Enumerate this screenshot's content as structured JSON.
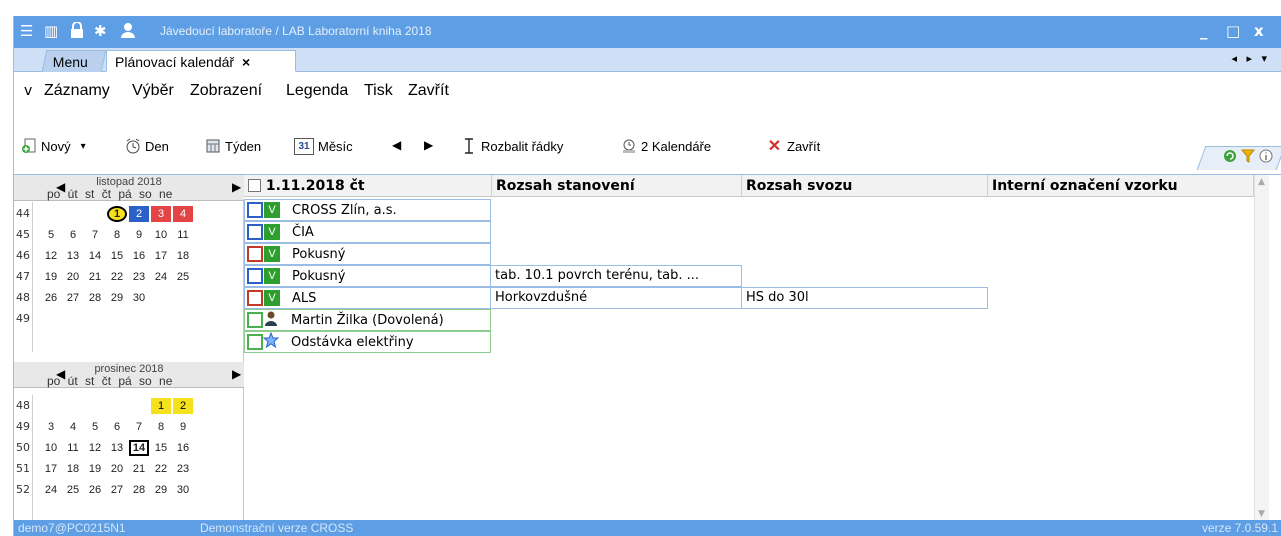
{
  "titlebar": {
    "title": "Jávedoucí laboratoře / LAB  Laboratorní kniha  2018",
    "icons": [
      "menu-icon",
      "book-icon",
      "lock-icon",
      "gear-icon",
      "user-icon"
    ],
    "minimize": "_",
    "maximize": "□",
    "close": "x"
  },
  "tabs": {
    "menu": "Menu",
    "active": "Plánovací kalendář",
    "active_close": "×",
    "nav": "◂ ▸ ▾"
  },
  "menubar": {
    "caret": "v",
    "items": [
      "Záznamy",
      "Výběr",
      "Zobrazení",
      "Legenda",
      "Tisk",
      "Zavřít"
    ]
  },
  "toolbar": {
    "new": "Nový",
    "new_arrow": "▾",
    "day": "Den",
    "week": "Týden",
    "month_icon": "31",
    "month": "Měsíc",
    "prev": "◀",
    "next": "▶",
    "expand": "Rozbalit řádky",
    "calendars": "2 Kalendáře",
    "close": "Zavřít"
  },
  "calendar_nov": {
    "month": "listopad 2018",
    "dows": "po út st čt pá so ne",
    "weeks": [
      "44",
      "45",
      "46",
      "47",
      "48",
      "49"
    ],
    "rows": [
      [
        "",
        "",
        "",
        "1",
        "2",
        "3",
        "4"
      ],
      [
        "5",
        "6",
        "7",
        "8",
        "9",
        "10",
        "11"
      ],
      [
        "12",
        "13",
        "14",
        "15",
        "16",
        "17",
        "18"
      ],
      [
        "19",
        "20",
        "21",
        "22",
        "23",
        "24",
        "25"
      ],
      [
        "26",
        "27",
        "28",
        "29",
        "30",
        "",
        ""
      ],
      [
        "",
        "",
        "",
        "",
        "",
        "",
        ""
      ]
    ]
  },
  "calendar_dec": {
    "month": "prosinec 2018",
    "dows": "po út st čt pá so ne",
    "weeks": [
      "48",
      "49",
      "50",
      "51",
      "52"
    ],
    "rows": [
      [
        "",
        "",
        "",
        "",
        "",
        "1",
        "2"
      ],
      [
        "3",
        "4",
        "5",
        "6",
        "7",
        "8",
        "9"
      ],
      [
        "10",
        "11",
        "12",
        "13",
        "14",
        "15",
        "16"
      ],
      [
        "17",
        "18",
        "19",
        "20",
        "21",
        "22",
        "23"
      ],
      [
        "24",
        "25",
        "26",
        "27",
        "28",
        "29",
        "30"
      ]
    ]
  },
  "grid": {
    "headers": [
      "1.11.2018 čt",
      "Rozsah stanovení",
      "Rozsah svozu",
      "Interní označení vzorku"
    ],
    "rows": [
      {
        "name": "CROSS Zlín, a.s.",
        "rozsah_stanoveni": "",
        "rozsah_svozu": "",
        "color": "#2b60c9",
        "icon": "V"
      },
      {
        "name": "ČIA",
        "rozsah_stanoveni": "",
        "rozsah_svozu": "",
        "color": "#2b60c9",
        "icon": "V"
      },
      {
        "name": "Pokusný",
        "rozsah_stanoveni": "",
        "rozsah_svozu": "",
        "color": "#c0392b",
        "icon": "V"
      },
      {
        "name": "Pokusný",
        "rozsah_stanoveni": "tab. 10.1 povrch terénu, tab. ...",
        "rozsah_svozu": "",
        "color": "#2b60c9",
        "icon": "V"
      },
      {
        "name": "ALS",
        "rozsah_stanoveni": "Horkovzdušné",
        "rozsah_svozu": "HS do 30l",
        "color": "#c0392b",
        "icon": "V"
      },
      {
        "name": "Martin Žilka (Dovolená)",
        "rozsah_stanoveni": "",
        "rozsah_svozu": "",
        "color": "#4caf50",
        "icon": "person-icon"
      },
      {
        "name": "Odstávka elektřiny",
        "rozsah_stanoveni": "",
        "rozsah_svozu": "",
        "color": "#4caf50",
        "icon": "star-icon"
      }
    ]
  },
  "status": {
    "user": "demo7@PC0215N1",
    "edition": "Demonstrační verze CROSS",
    "version": "verze 7.0.59.1"
  }
}
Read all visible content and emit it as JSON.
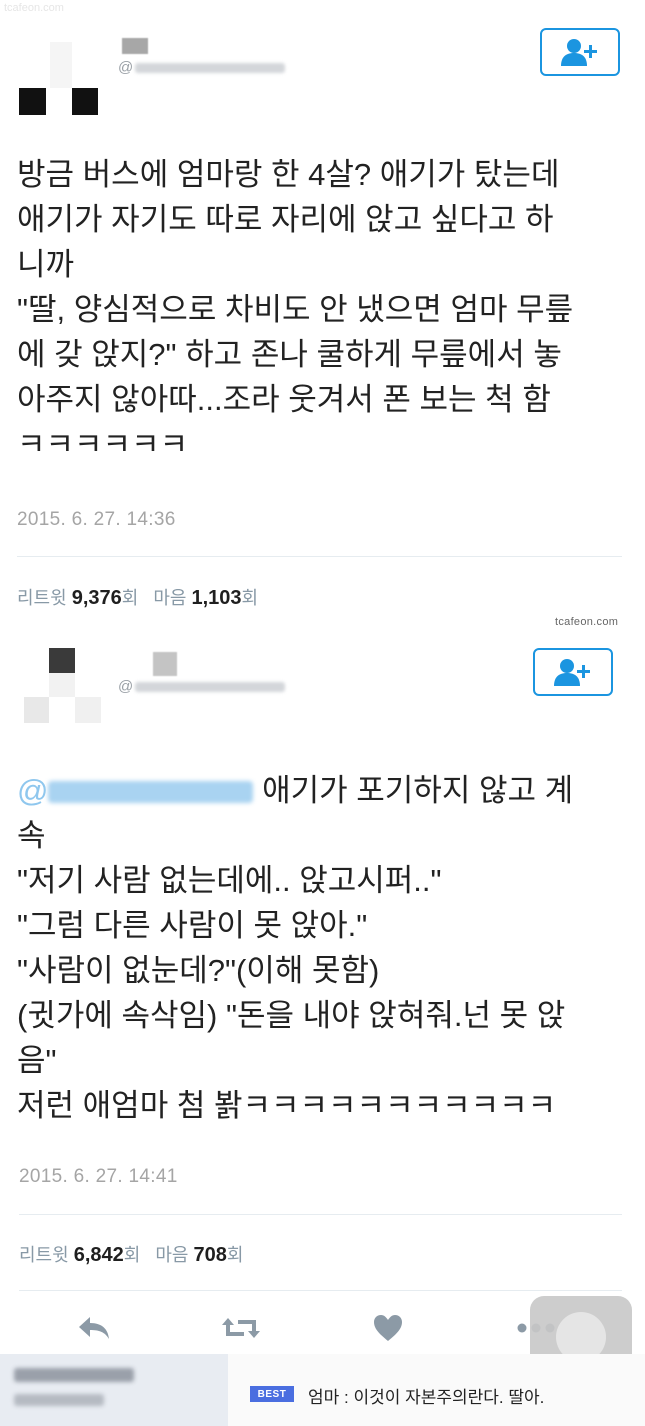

◇ ◇ ◇

# [WORK TO BE COMPLETED]
Every line of the material is to be quoted exactly, with no pictures carried over.

# [OUTPUT OF THE EXERCISE]
Enumerate this screenshot's content as structured JSON.
{
  "titlebar": {
    "title": "Jávedoucí laboratoře / LAB  Laboratorní kniha  2018",
    "icons": [
      "menu-icon",
      "book-icon",
      "lock-icon",
      "gear-icon",
      "user-icon"
    ],
    "minimize": "_",
    "maximize": "□",
    "close": "x"
  },
  "tabs": {
    "menu": "Menu",
    "active": "Plánovací kalendář",
    "active_close": "×",
    "nav": "◂ ▸ ▾"
  },
  "menubar": {
    "caret": "v",
    "items": [
      "Záznamy",
      "Výběr",
      "Zobrazení",
      "Legenda",
      "Tisk",
      "Zavřít"
    ]
  },
  "toolbar": {
    "new": "Nový",
    "new_arrow": "▾",
    "day": "Den",
    "week": "Týden",
    "month_icon": "31",
    "month": "Měsíc",
    "prev": "◀",
    "next": "▶",
    "expand": "Rozbalit řádky",
    "calendars": "2 Kalendáře",
    "close": "Zavřít"
  },
  "calendar_nov": {
    "month": "listopad 2018",
    "dows": "po út st čt pá so ne",
    "weeks": [
      "44",
      "45",
      "46",
      "47",
      "48",
      "49"
    ],
    "rows": [
      [
        "",
        "",
        "",
        "1",
        "2",
        "3",
        "4"
      ],
      [
        "5",
        "6",
        "7",
        "8",
        "9",
        "10",
        "11"
      ],
      [
        "12",
        "13",
        "14",
        "15",
        "16",
        "17",
        "18"
      ],
      [
        "19",
        "20",
        "21",
        "22",
        "23",
        "24",
        "25"
      ],
      [
        "26",
        "27",
        "28",
        "29",
        "30",
        "",
        ""
      ],
      [
        "",
        "",
        "",
        "",
        "",
        "",
        ""
      ]
    ]
  },
  "calendar_dec": {
    "month": "prosinec 2018",
    "dows": "po út st čt pá so ne",
    "weeks": [
      "48",
      "49",
      "50",
      "51",
      "52"
    ],
    "rows": [
      [
        "",
        "",
        "",
        "",
        "",
        "1",
        "2"
      ],
      [
        "3",
        "4",
        "5",
        "6",
        "7",
        "8",
        "9"
      ],
      [
        "10",
        "11",
        "12",
        "13",
        "14",
        "15",
        "16"
      ],
      [
        "17",
        "18",
        "19",
        "20",
        "21",
        "22",
        "23"
      ],
      [
        "24",
        "25",
        "26",
        "27",
        "28",
        "29",
        "30"
      ]
    ]
  },
  "grid": {
    "headers": [
      "1.11.2018 čt",
      "Rozsah stanovení",
      "Rozsah svozu",
      "Interní označení vzorku"
    ],
    "rows": [
      {
        "name": "CROSS Zlín, a.s.",
        "rozsah_stanoveni": "",
        "rozsah_svozu": "",
        "color": "#2b60c9",
        "icon": "V"
      },
      {
        "name": "ČIA",
        "rozsah_stanoveni": "",
        "rozsah_svozu": "",
        "color": "#2b60c9",
        "icon": "V"
      },
      {
        "name": "Pokusný",
        "rozsah_stanoveni": "",
        "rozsah_svozu": "",
        "color": "#c0392b",
        "icon": "V"
      },
      {
        "name": "Pokusný",
        "rozsah_stanoveni": "tab. 10.1 povrch terénu, tab. ...",
        "rozsah_svozu": "",
        "color": "#2b60c9",
        "icon": "V"
      },
      {
        "name": "ALS",
        "rozsah_stanoveni": "Horkovzdušné",
        "rozsah_svozu": "HS do 30l",
        "color": "#c0392b",
        "icon": "V"
      },
      {
        "name": "Martin Žilka (Dovolená)",
        "rozsah_stanoveni": "",
        "rozsah_svozu": "",
        "color": "#4caf50",
        "icon": "person-icon"
      },
      {
        "name": "Odstávka elektřiny",
        "rozsah_stanoveni": "",
        "rozsah_svozu": "",
        "color": "#4caf50",
        "icon": "star-icon"
      }
    ]
  },
  "status": {
    "user": "demo7@PC0215N1",
    "edition": "Demonstrační verze CROSS",
    "version": "verze 7.0.59.1"
  }
}
Read all visible content and emit it as JSON.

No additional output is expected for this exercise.